> [STATED EXERCISE]: Work through the material below line by line and say how many lines include the word "this". Only the number, please.

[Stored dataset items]
::::

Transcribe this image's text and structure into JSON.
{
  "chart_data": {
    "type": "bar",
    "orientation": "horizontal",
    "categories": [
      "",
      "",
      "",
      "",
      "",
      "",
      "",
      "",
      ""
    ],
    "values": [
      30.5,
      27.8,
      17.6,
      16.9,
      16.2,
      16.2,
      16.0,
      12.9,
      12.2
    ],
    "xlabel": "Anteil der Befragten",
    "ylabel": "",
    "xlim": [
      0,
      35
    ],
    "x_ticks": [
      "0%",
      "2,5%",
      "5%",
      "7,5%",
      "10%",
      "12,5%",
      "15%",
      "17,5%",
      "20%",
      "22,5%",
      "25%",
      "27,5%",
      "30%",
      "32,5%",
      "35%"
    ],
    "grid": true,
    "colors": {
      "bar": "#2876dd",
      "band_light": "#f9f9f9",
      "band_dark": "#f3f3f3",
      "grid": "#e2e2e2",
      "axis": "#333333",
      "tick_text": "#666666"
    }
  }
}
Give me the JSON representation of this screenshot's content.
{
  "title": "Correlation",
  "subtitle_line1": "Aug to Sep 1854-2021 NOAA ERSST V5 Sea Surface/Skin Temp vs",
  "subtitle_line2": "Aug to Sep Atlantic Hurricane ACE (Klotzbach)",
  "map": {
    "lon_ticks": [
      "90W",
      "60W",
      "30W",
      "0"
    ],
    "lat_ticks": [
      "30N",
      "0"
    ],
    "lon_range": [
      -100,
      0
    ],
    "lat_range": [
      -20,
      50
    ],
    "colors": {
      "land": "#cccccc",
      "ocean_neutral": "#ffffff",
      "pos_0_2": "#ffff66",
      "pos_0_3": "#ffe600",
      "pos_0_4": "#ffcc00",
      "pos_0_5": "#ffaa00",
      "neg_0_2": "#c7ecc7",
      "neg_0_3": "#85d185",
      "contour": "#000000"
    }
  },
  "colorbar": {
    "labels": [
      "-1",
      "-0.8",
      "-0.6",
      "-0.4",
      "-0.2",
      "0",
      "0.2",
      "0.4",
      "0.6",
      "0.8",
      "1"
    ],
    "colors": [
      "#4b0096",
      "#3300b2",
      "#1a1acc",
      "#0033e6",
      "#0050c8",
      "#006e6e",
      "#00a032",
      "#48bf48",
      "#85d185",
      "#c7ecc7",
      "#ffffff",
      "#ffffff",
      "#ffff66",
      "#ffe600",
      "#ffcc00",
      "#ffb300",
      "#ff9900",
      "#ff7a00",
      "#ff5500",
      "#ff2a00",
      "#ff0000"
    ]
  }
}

::::

> [REPLY]: 2